Texto fornecido
%%
Acórdão nº 2408/10.4TVLSB.L1-7 de Court of Appeal of Lisbon (Portugal), 25 de Setembro de 2012

Magistrado ResponsávelLUÍS ESPÍRITO SANTO
Data da Resolução25 de Setembro de 2012
EmissorCourt of Appeal of Lisbon (Portugal)

Decisão Texto Parcial:


Acordam os Juízes do Tribunal da Relação de Lisboa ( 7ª Secção ).

I – RELATÓRIO.

Intentou F. Ld.ª, com sede em Lisboa, a presente acção declarativa de condenação, sob a forma de processo ordinário, contra o réu Banco S. SA, com domicílio profissional na sede em Lisboa.

Alegou, essencialmente, que : Tendo a autora, em Janeiro de 2007, um passivo bancário de € 4.949.788,59, celebrou com o réu três contratos de permuta de taxa de juro, nos quais se modificaram sucessivamente as condições em que os juros dos mútuos se encontravam negociados, vindo a autora ser injustamente penalizada a partir de Outubro de 2008 com a baixa das taxas de juro, tudo se devendo às complexas cláusulas negociais previstas no último negócio celebrado, as quais, por isso, eram ininteligíveis para a autora, para além que a evolução das taxas de juro era facto previsível e do conhecimento do réu, que não obstante propôs e levou a autora a negociar a gestão da taxa de juro com fortes penalizações acaso, a taxa de juros baixasse a partir de certo limite, como veio a acontecer, provocando graves prejuízos à autora. O réu violou vários deveres que o oneram aquando da formação do negócio, desde o de caracterizar o tipo de cliente que é a autora, ao especial dever de esclarecimento e de informação, circunstância que determinou que a autora houvesse celebrado o negócio em erro sobre o seu objecto, o que nos termos do art.251º do Código Civil determina a sua anulação, com a consequente restituição do que foi prestado e ainda a indemnização por danos.
%%
Material recolhido
%%
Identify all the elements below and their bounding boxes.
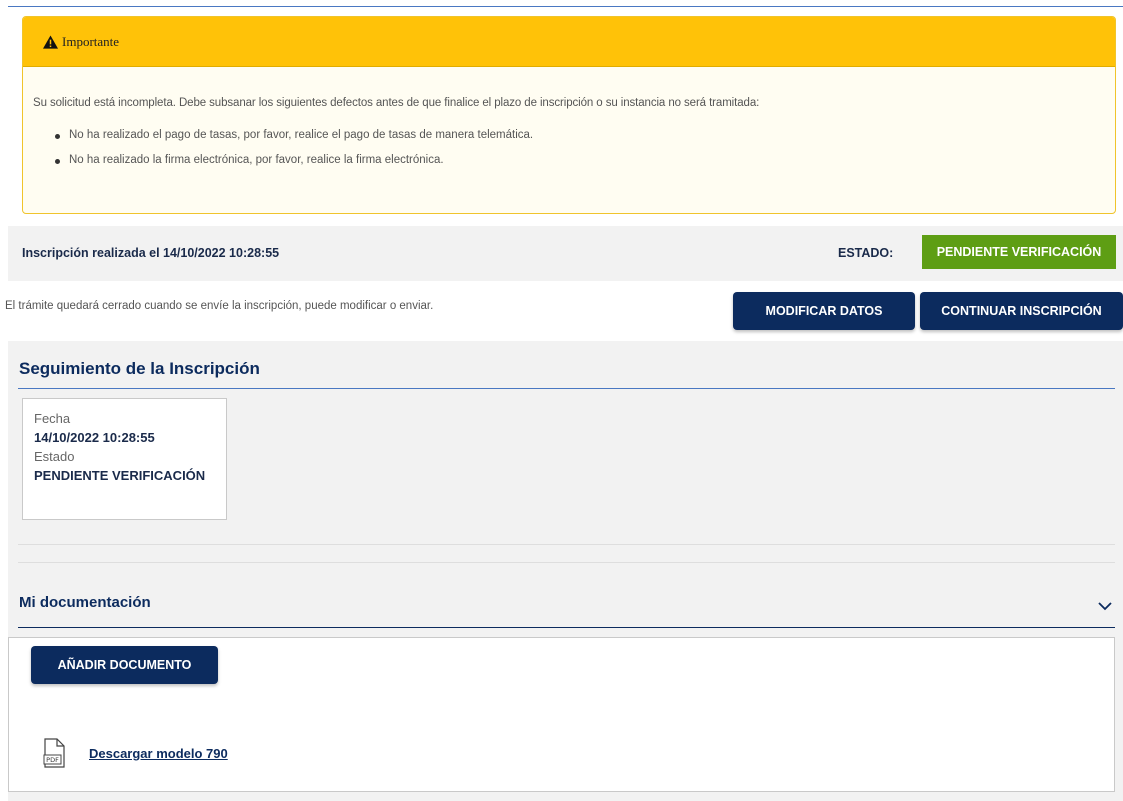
%%
Tarefas propostas
1. Segundo o acórdão do Tribunal da Relação de Lisboa, qual era o passivo bancário da autora em janeiro de 2007?
2. Indique todas as consequências que, segundo a autora no acórdão, decorrem de ter celebrado o negócio em erro sobre o seu objeto.
3. Prossiga a redação do acórdão sobre os contratos de permuta de taxa de juro, a partir do ponto em que o texto termina.

Respostas esperadas
1. € 4.949.788,59.

2. A anulação do negócio, a restituição do que foi prestado e a indemnização por danos.

3.
Concluiu pedindo que se declare nulo o Contrato de Permuta de Taxa de Juro celebrado entre Autora e Réu em 10 de Março de 2008, com a consequente restituição das partes à situação em que se encontravam antes da celebração de tal contrato e concomitante restituição dos fluxos recebidos de parte a parte, ou seja, com a restituição pela Autora ao Réu de € 6.133,33 e com a restituição pelo Réu à Autora de € 183.400,10; a condenação do réu a indemnizar a autora por danos patrimoniais em montante a liquidar em execução de sentença correspondente aos juros vencidos e vincendos, acrescido de emolumentos, comissões e imposto de selo decorrentes do referido contrato de financiamento com o réu celebrado em 10 de Novembro de 2009 ; e a condenação do réu a indemnizar a autora no montante de € 25.000,00 por danos não patrimoniais.

Citado, veio o Réu impugnar a factualidade apresentada pela A. e concluir pela improcedência da presente acção.

Procedeu-se ao saneamento dos autos conforme fls. 77 a 93.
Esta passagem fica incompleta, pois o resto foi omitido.